__Dataset__

········

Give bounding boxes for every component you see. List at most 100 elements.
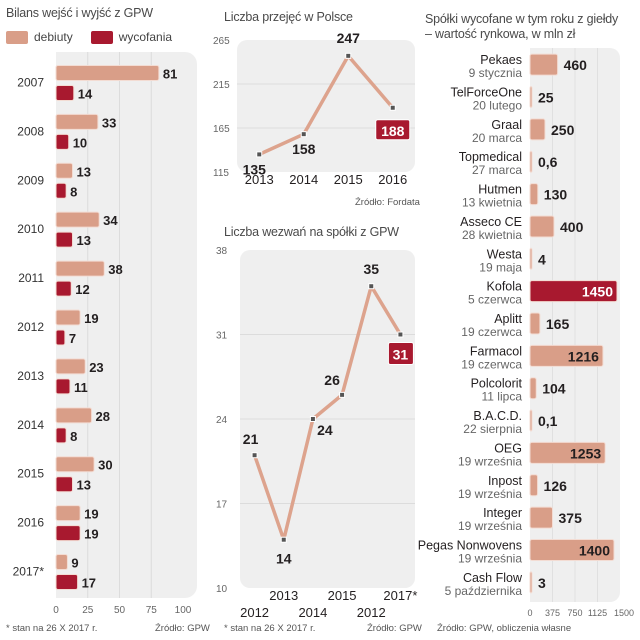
legend-label-wycofania: wycofania	[118, 30, 173, 44]
wycofane-date: 13 kwietnia	[462, 196, 522, 210]
wycofane-value-label: 460	[564, 57, 588, 73]
wycofane-company-name: Kofola	[487, 280, 522, 294]
wezwania-xtick: 2012	[240, 605, 269, 620]
wycofane-value-label: 3	[538, 575, 546, 591]
wycofane-date: 11 lipca	[482, 390, 523, 404]
wycofane-value-label: 4	[538, 251, 546, 267]
przejecia-ytick: 215	[213, 80, 230, 91]
bilans-source: Źródło: GPW	[155, 623, 210, 634]
wycofane-value-label: 1253	[570, 445, 601, 461]
wycofane-company-name: Inpost	[488, 474, 523, 488]
wycofane-xtick: 375	[545, 608, 560, 618]
przejecia-panel	[237, 40, 415, 172]
wezwania-value-label: 31	[393, 347, 409, 363]
wezwania-point	[339, 391, 346, 398]
wycofane-value-label: 250	[551, 122, 575, 138]
bilans-bar-wycofania	[55, 182, 67, 199]
wycofane-date: 19 września	[458, 487, 522, 501]
wycofane-company-name: Pekaes	[480, 53, 522, 67]
wycofane-value-label: 126	[544, 478, 568, 494]
wezwania-value-label: 21	[243, 431, 259, 447]
wezwania-xtick: 2015	[328, 588, 357, 603]
wycofane-company-name: Cash Flow	[463, 571, 523, 585]
przejecia-xtick: 2016	[378, 172, 407, 187]
wycofane-bar	[529, 118, 546, 141]
wezwania-ytick: 38	[216, 246, 228, 257]
wezwania-highlight-badge	[387, 342, 414, 365]
przejecia-point	[345, 52, 352, 59]
wycofane-bar	[529, 150, 533, 173]
bilans-bar-wycofania	[55, 231, 74, 248]
bilans-bar-debiuty	[55, 113, 99, 130]
wycofane-bar	[529, 506, 553, 529]
wycofane-bar	[529, 409, 533, 432]
wezwania-title: Liczba wezwań na spółki z GPW	[224, 225, 399, 239]
wycofane-source: Źródło: GPW, obliczenia własne	[437, 623, 572, 634]
wycofane-value-label: 1400	[579, 542, 610, 558]
przejecia-point	[389, 104, 396, 111]
bilans-category-label: 2017*	[13, 565, 45, 579]
wycofane-date: 5 czerwca	[468, 293, 522, 307]
bilans-value-label: 13	[77, 164, 91, 179]
wycofane-company-name: B.A.C.D.	[473, 409, 522, 423]
wycofane-xtick: 1500	[614, 608, 634, 618]
wezwania-point	[251, 452, 258, 459]
bilans-xtick: 0	[53, 605, 59, 616]
bilans-bar-debiuty	[55, 309, 81, 326]
bilans-footnote: * stan na 26 X 2017 r.	[6, 623, 98, 634]
wycofane-date: 19 września	[458, 519, 522, 533]
wycofane-bar	[529, 538, 615, 561]
wycofane-bar	[529, 377, 537, 400]
przejecia-title: Liczba przejęć w Polsce	[224, 10, 353, 24]
wezwania-line	[252, 284, 402, 542]
wezwania-value-label: 26	[324, 372, 340, 388]
bilans-bar-debiuty	[55, 505, 81, 522]
bilans-bar-wycofania	[55, 280, 72, 297]
przejecia-value-label: 247	[337, 30, 361, 46]
wycofane-value-label: 104	[542, 381, 566, 397]
wycofane-value-label: 165	[546, 316, 570, 332]
wycofane-date: 19 września	[458, 551, 522, 565]
wycofane-company-name: TelForceOne	[450, 86, 522, 100]
wycofane-value-label: 25	[538, 90, 554, 106]
bilans-bar-wycofania	[55, 476, 74, 493]
wycofane-company-name: Asseco CE	[460, 215, 522, 229]
bilans-category-label: 2016	[17, 516, 44, 530]
przejecia-source: Źródło: Fordata	[355, 197, 420, 208]
wezwania-ytick: 31	[216, 331, 228, 342]
bilans-value-label: 33	[102, 115, 116, 130]
wycofane-date: 19 maja	[479, 260, 522, 274]
bilans-bar-debiuty	[55, 358, 86, 375]
bilans-value-label: 34	[103, 213, 118, 228]
wezwania-ytick: 24	[216, 415, 228, 426]
przejecia-point	[300, 131, 307, 138]
przejecia-value-label: 158	[292, 141, 316, 157]
wycofane-company-name: Integer	[483, 506, 522, 520]
wycofane-company-name: Westa	[487, 247, 522, 261]
bilans-category-label: 2009	[17, 173, 44, 187]
wezwania-xtick: 2013	[269, 588, 298, 603]
bilans-bar-wycofania	[55, 378, 71, 395]
wezwania-xtick: 2017*	[383, 588, 417, 603]
wycofane-company-name: Farmacol	[470, 344, 522, 358]
wycofane-date: 19 czerwca	[461, 325, 522, 339]
bilans-bar-wycofania	[55, 329, 66, 346]
wycofane-xtick: 0	[527, 608, 532, 618]
bilans-bar-wycofania	[55, 525, 81, 542]
wezwania-value-label: 14	[276, 551, 292, 567]
bilans-bar-debiuty	[55, 554, 68, 571]
przejecia-xtick: 2014	[289, 172, 318, 187]
wycofane-company-name: Graal	[491, 118, 522, 132]
wycofane-value-label: 1216	[568, 348, 599, 364]
wezwania-ytick: 10	[216, 584, 228, 595]
bilans-bar-wycofania	[55, 427, 67, 444]
bilans-bar-wycofania	[55, 133, 70, 150]
wycofane-value-label: 0,1	[538, 413, 558, 429]
wezwania-point	[397, 331, 404, 338]
wycofane-date: 28 kwietnia	[462, 228, 522, 242]
wezwania-value-label: 35	[363, 261, 379, 277]
bilans-bar-debiuty	[55, 211, 100, 228]
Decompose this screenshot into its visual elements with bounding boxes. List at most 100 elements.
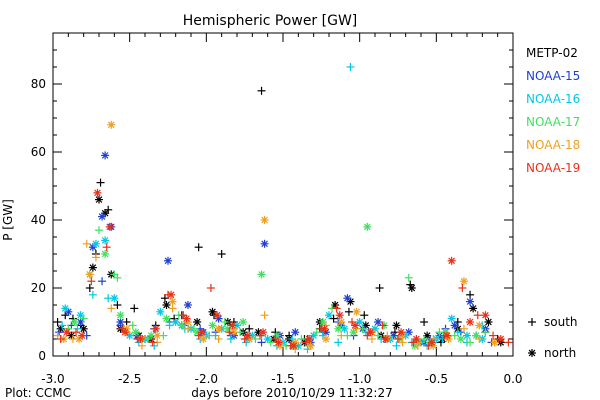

········

__Problem to work on__
Reproduce verbatim the lines between the one containing "30, 173, 44]" and the one containing "104, 396, 111]", with both of those lines included.

__Complete response__
legend-label-wycofania: wycofania	[118, 30, 173, 44]
wycofane-date: 13 kwietnia	[462, 196, 522, 210]
wycofane-value-label: 460	[564, 57, 588, 73]
wycofane-company-name: Kofola	[487, 280, 522, 294]
wezwania-xtick: 2012	[240, 605, 269, 620]
wycofane-value-label: 3	[538, 575, 546, 591]
wycofane-date: 11 lipca	[482, 390, 523, 404]
wycofane-value-label: 4	[538, 251, 546, 267]
przejecia-ytick: 215	[213, 80, 230, 91]
bilans-source: Źródło: GPW	[155, 623, 210, 634]
wycofane-value-label: 1253	[570, 445, 601, 461]
wycofane-company-name: Inpost	[488, 474, 523, 488]
wycofane-xtick: 375	[545, 608, 560, 618]
przejecia-panel	[237, 40, 415, 172]
wezwania-value-label: 31	[393, 347, 409, 363]
wezwania-point	[339, 391, 346, 398]
wycofane-value-label: 250	[551, 122, 575, 138]
bilans-bar-wycofania	[55, 182, 67, 199]
wycofane-date: 19 września	[458, 487, 522, 501]
wycofane-company-name: Pekaes	[480, 53, 522, 67]
wycofane-value-label: 126	[544, 478, 568, 494]
wezwania-value-label: 21	[243, 431, 259, 447]
wezwania-xtick: 2015	[328, 588, 357, 603]
wycofane-company-name: Cash Flow	[463, 571, 523, 585]
przejecia-xtick: 2016	[378, 172, 407, 187]
wycofane-bar	[529, 118, 546, 141]
wezwania-ytick: 38	[216, 246, 228, 257]
wezwania-highlight-badge	[387, 342, 414, 365]
przejecia-point	[345, 52, 352, 59]
wycofane-bar	[529, 150, 533, 173]
bilans-bar-wycofania	[55, 231, 74, 248]
bilans-bar-debiuty	[55, 113, 99, 130]
wycofane-bar	[529, 506, 553, 529]
wycofane-bar	[529, 409, 533, 432]
wezwania-title: Liczba wezwań na spółki z GPW	[224, 225, 399, 239]
wycofane-source: Źródło: GPW, obliczenia własne	[437, 623, 572, 634]
wycofane-value-label: 1400	[579, 542, 610, 558]
przejecia-point	[389, 104, 396, 111]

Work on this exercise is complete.